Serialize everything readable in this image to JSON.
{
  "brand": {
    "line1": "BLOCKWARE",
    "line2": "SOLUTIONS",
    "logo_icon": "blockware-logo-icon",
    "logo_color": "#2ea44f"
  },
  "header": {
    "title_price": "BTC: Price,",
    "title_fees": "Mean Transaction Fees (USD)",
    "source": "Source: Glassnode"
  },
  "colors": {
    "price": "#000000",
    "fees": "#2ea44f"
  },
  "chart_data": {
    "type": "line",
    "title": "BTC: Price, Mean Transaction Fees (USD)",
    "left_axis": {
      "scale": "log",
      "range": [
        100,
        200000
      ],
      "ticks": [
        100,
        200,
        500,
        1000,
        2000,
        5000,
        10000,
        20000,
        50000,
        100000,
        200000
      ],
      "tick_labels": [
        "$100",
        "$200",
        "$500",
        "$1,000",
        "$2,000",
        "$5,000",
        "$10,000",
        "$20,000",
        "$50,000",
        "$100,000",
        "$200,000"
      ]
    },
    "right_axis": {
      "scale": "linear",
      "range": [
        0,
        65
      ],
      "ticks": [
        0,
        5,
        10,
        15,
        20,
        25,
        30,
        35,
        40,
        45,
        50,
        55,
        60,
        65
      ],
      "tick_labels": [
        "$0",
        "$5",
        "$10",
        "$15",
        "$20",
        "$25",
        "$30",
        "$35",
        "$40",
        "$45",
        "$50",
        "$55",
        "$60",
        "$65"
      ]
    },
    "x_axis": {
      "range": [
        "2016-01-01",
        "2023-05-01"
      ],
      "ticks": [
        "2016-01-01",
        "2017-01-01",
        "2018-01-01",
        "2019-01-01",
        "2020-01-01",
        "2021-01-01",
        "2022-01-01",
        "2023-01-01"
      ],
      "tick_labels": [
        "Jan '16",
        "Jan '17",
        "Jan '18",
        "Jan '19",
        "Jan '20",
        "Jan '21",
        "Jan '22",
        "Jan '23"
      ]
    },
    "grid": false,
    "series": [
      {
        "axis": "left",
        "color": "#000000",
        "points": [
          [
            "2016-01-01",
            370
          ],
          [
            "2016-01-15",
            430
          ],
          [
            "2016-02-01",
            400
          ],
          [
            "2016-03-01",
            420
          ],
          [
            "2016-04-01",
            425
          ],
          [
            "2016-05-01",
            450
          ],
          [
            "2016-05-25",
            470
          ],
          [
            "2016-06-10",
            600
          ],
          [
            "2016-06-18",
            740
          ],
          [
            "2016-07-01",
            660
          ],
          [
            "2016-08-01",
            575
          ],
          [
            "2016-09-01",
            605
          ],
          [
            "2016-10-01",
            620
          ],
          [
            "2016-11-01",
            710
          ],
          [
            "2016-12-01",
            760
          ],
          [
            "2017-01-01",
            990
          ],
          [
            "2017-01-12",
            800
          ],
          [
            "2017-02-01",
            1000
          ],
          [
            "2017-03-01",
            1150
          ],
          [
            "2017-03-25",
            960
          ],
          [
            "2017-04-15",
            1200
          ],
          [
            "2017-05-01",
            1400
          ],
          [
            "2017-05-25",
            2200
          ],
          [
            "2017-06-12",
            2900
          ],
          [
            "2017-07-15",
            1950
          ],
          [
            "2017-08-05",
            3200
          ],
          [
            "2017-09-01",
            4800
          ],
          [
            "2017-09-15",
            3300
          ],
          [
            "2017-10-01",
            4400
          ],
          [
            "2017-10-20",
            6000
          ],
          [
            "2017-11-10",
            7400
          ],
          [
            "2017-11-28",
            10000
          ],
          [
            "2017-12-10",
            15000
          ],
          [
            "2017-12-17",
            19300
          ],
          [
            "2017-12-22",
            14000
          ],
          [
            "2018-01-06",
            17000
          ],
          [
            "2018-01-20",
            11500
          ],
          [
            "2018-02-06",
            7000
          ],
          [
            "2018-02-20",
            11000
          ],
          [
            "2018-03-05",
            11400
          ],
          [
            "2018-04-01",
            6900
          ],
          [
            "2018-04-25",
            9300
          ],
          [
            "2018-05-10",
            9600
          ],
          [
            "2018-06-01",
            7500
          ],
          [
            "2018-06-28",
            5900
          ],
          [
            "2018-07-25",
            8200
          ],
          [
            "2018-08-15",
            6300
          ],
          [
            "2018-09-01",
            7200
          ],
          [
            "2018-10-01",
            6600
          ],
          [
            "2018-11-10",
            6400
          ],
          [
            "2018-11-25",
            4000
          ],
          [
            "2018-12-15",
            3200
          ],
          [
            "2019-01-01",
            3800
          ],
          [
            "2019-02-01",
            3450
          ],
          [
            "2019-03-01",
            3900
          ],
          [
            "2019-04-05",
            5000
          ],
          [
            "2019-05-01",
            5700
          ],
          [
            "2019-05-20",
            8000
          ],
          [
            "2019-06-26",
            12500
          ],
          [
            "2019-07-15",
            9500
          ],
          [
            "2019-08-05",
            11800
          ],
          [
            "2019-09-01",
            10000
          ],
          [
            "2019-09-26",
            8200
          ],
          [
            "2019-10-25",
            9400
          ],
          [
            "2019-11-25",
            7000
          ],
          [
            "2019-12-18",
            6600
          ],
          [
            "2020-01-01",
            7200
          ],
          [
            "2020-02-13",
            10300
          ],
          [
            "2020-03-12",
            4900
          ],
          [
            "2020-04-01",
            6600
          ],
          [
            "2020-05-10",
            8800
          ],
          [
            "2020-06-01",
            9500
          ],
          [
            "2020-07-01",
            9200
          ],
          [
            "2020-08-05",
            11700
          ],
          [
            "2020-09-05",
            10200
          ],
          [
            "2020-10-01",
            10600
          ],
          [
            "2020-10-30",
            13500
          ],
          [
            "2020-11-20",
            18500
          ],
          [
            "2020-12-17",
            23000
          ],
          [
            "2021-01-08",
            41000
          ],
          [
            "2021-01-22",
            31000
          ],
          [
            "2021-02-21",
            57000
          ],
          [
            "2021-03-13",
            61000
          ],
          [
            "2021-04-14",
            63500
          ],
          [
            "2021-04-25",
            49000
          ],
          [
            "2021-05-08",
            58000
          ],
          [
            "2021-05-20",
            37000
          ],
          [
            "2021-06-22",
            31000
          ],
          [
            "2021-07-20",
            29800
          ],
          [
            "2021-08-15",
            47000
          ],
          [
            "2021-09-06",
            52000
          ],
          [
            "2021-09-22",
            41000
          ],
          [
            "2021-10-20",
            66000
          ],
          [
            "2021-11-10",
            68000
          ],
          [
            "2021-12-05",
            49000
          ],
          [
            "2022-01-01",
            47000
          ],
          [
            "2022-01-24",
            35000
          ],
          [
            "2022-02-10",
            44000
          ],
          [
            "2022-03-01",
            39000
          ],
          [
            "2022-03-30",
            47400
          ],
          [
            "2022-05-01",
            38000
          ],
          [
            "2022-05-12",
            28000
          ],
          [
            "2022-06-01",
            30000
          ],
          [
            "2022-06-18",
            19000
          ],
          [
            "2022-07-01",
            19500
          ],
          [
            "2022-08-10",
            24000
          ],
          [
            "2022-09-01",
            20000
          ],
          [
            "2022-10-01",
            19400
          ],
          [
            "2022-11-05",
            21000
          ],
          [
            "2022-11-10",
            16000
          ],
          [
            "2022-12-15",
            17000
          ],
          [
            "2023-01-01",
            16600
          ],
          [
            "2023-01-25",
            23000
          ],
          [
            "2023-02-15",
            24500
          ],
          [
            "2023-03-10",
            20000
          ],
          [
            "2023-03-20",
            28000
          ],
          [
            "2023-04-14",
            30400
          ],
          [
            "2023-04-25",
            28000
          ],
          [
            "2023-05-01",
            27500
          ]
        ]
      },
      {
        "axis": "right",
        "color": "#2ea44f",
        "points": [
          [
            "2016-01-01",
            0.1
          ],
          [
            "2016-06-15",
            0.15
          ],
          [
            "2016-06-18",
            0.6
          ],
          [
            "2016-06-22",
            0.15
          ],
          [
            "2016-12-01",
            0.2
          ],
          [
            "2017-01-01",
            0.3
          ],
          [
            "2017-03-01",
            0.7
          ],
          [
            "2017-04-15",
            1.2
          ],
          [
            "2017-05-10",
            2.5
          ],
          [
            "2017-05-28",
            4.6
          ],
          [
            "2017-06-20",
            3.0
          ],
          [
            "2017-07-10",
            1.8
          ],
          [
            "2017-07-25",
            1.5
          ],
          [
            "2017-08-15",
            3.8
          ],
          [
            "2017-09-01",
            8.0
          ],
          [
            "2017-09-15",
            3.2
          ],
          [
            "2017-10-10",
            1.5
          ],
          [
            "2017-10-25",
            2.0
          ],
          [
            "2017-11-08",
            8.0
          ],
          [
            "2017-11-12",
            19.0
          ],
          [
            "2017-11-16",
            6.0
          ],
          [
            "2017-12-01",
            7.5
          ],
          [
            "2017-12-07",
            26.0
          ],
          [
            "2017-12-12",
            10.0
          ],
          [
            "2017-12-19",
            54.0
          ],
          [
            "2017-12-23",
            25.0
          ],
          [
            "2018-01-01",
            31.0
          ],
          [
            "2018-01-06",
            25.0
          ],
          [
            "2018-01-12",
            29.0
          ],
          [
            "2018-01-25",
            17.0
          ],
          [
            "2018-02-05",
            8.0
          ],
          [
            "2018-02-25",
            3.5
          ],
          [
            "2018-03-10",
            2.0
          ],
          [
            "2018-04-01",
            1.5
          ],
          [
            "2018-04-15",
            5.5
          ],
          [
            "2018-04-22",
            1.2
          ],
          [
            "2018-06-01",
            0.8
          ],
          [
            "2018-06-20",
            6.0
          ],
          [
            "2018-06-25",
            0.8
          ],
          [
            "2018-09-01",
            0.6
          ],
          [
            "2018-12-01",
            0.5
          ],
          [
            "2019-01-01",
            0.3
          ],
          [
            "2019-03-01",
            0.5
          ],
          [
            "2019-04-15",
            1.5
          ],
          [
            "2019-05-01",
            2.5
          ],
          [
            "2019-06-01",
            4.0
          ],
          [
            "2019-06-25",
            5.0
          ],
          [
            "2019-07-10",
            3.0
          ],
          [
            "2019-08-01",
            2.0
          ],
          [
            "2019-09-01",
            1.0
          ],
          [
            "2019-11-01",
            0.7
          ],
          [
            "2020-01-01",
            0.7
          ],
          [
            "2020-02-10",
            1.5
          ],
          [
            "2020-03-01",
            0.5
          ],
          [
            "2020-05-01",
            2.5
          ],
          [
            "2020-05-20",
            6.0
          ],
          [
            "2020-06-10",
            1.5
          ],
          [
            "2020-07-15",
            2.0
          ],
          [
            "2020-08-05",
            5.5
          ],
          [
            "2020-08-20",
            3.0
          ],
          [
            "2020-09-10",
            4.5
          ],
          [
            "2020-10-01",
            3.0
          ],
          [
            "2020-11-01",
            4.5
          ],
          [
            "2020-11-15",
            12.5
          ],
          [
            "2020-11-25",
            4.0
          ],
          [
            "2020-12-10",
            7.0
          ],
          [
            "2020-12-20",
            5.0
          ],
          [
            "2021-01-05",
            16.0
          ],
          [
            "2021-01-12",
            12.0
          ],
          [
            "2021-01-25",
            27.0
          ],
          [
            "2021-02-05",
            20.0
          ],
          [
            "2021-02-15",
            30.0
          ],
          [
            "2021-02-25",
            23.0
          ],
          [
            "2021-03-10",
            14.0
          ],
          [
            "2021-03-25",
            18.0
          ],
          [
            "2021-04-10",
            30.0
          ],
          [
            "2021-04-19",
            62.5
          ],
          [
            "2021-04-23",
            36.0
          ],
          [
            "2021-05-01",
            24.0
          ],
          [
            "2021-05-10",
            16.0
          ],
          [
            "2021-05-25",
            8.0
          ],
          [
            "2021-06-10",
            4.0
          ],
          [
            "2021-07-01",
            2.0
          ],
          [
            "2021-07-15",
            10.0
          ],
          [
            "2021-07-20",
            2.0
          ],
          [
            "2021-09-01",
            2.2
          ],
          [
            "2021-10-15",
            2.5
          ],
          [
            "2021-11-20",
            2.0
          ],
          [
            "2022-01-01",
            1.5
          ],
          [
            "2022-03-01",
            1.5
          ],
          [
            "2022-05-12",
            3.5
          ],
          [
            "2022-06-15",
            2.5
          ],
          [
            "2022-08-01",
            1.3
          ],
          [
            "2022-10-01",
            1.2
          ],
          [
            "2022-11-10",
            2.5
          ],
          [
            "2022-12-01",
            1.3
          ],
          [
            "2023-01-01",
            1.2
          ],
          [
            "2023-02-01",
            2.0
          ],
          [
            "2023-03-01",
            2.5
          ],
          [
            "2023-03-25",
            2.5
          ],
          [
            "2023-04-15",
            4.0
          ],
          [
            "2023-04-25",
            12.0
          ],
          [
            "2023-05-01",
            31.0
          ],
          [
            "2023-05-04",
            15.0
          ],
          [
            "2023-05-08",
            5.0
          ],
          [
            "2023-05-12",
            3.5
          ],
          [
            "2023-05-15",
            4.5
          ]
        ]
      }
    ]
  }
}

Work to be completed ->
Copy all lines in the listing above where the string "Mean" appears.

Answer ->
    "title_fees": "Mean Transaction Fees (USD)",
    "title": "BTC: Price, Mean Transaction Fees (USD)",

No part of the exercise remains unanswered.